▶ **Stated goal**
In the records that follow, show each line where the word "менее" is present.

▶ **Entries provided**

┌────────

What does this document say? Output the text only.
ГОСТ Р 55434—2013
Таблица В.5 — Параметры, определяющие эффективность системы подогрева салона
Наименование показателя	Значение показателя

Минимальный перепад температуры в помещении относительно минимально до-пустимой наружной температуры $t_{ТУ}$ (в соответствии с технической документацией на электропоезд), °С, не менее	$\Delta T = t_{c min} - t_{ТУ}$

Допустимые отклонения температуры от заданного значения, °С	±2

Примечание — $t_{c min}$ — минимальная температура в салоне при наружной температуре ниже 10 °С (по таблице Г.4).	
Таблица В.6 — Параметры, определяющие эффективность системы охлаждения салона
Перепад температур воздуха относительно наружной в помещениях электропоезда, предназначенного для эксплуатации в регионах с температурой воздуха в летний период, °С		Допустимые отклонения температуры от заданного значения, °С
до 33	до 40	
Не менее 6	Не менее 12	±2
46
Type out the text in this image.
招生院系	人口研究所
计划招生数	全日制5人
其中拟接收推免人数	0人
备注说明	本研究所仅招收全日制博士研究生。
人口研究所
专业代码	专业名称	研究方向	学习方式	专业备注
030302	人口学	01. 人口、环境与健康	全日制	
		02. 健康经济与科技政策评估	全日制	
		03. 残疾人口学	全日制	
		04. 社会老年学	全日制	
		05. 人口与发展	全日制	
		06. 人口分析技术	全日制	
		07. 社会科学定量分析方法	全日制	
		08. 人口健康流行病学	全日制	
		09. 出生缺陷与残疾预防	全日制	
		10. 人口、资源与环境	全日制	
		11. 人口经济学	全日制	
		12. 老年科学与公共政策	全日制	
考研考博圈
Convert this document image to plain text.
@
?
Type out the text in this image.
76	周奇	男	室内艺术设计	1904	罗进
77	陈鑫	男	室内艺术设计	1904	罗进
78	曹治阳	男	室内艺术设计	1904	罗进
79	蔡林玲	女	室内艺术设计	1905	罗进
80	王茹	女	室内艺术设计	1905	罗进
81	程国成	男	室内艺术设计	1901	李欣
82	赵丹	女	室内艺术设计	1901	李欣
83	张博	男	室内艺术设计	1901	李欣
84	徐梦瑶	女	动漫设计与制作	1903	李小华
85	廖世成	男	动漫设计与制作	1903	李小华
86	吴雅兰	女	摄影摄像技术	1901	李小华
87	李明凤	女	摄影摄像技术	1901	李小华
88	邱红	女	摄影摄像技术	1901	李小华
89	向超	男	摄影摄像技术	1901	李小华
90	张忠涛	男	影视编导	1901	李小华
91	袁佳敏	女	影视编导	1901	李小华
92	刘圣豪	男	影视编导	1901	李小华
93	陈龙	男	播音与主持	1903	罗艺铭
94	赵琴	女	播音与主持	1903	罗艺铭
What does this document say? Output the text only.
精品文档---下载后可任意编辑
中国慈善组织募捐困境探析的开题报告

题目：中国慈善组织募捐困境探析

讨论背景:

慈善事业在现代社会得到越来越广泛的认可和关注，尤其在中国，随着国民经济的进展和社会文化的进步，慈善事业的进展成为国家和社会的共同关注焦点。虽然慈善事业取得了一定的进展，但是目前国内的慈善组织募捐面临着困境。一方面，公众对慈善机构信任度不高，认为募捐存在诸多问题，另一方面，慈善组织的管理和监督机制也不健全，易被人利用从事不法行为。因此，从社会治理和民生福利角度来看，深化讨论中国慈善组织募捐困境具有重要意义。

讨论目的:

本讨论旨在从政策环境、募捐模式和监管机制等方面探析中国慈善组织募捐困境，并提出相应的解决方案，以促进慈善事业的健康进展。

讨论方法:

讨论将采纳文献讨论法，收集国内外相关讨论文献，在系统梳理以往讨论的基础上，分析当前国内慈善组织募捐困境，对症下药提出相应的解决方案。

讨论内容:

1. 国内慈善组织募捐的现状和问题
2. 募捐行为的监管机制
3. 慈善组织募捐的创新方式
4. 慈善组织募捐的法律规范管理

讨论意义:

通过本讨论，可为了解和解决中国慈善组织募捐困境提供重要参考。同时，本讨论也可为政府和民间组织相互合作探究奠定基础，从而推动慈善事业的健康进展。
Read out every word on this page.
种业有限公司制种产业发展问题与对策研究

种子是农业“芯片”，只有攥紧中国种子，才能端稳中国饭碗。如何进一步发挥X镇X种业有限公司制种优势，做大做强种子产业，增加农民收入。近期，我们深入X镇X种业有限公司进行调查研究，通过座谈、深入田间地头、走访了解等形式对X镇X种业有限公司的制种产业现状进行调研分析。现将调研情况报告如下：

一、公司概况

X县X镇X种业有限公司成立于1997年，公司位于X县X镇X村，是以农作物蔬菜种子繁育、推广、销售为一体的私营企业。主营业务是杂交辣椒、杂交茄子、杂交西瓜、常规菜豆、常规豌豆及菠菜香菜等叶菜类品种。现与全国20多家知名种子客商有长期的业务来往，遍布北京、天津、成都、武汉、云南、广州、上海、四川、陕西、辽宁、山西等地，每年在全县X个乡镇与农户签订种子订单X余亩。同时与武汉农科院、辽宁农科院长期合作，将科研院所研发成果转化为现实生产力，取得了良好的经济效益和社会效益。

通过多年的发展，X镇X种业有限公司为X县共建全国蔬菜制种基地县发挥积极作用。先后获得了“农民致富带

└────────

▶ **Exercise solution**
Минимальный перепад температуры в помещении относительно минимально до-пустимой наружной температуры $t_{ТУ}$ (в соответствии с технической документацией на электропоезд), °С, не менее	$\Delta T = t_{c min} - t_{ТУ}$
Не менее 6	Не менее 12	±2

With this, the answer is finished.